(Document passage)

The area of the wounds and their surroundings were analyzed histologically by H&E staining by two pathologists and the extent of epidermal hyperplasia on both sides of the healing wounds was measured on days 1, 2 and 6 post-treatment (FIGS. 6A and 6B). On day 1 post-incision, wound-adjacent epidermal inflammation was more extensive in the presence of vemurafenib, with strong and rapid re-epithelialization starting at day 2. By day 6, surface integrity was re-established in the vemurafenib-treated group, whereas no evidence of dermal reparative fibrosis was observed in the mice treated with vehicle, trametinib or combination. No signs of healing or re-epithelialization were observed in the trametinib- or vemurafenib and trametinib-treated mice, and the wounds were ulcerated, specially, the ones treated with trametinib alone (FIG. 6A). On day 1 and 2, skin from the vemurafenib group tended to display epidermal hyperplasia over a greater distance than the other treated groups (p=0.0132 and p=0.0338 by one-way ANOVA, respectively), while by day 6 the vemurafenib group had less epidermal hyperplasia, consistent with a more rapid wound resolution (p=0.0012 by one way ANOVA; FIG. 4B). By day 6, 79% of control wounds showed re-epithelialization, whereas 100% of vemurafenib-treated wounds were completely re-epithelialized. No re-epithelialization was observed in the trametinib alone and vemurafenib and trametinib combination groups.

(End Document passage)
(Extracted information)

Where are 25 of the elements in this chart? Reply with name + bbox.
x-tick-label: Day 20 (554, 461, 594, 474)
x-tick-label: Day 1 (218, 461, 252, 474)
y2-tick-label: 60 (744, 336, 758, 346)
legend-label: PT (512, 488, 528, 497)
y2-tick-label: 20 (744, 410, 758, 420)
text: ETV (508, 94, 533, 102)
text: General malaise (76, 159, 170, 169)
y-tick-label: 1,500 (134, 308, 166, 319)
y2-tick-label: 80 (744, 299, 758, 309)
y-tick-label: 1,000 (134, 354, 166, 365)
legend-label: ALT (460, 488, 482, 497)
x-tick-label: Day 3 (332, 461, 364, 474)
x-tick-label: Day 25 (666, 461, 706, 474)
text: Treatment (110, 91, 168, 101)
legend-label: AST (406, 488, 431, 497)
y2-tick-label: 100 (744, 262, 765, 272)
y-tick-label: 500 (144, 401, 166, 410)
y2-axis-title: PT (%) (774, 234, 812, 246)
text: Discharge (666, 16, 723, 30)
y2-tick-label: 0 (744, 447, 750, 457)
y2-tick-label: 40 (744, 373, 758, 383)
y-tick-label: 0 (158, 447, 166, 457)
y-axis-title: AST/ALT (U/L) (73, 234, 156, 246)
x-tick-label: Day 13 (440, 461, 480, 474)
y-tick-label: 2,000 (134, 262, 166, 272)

(End Extracted information)

- Directions
List every p-value reported in the wound-healing passage above, and give the day each one refers to.

- The answer
- p=0.0132 (day 1)
- p=0.0338 (day 2)
- p=0.0012 (day 6)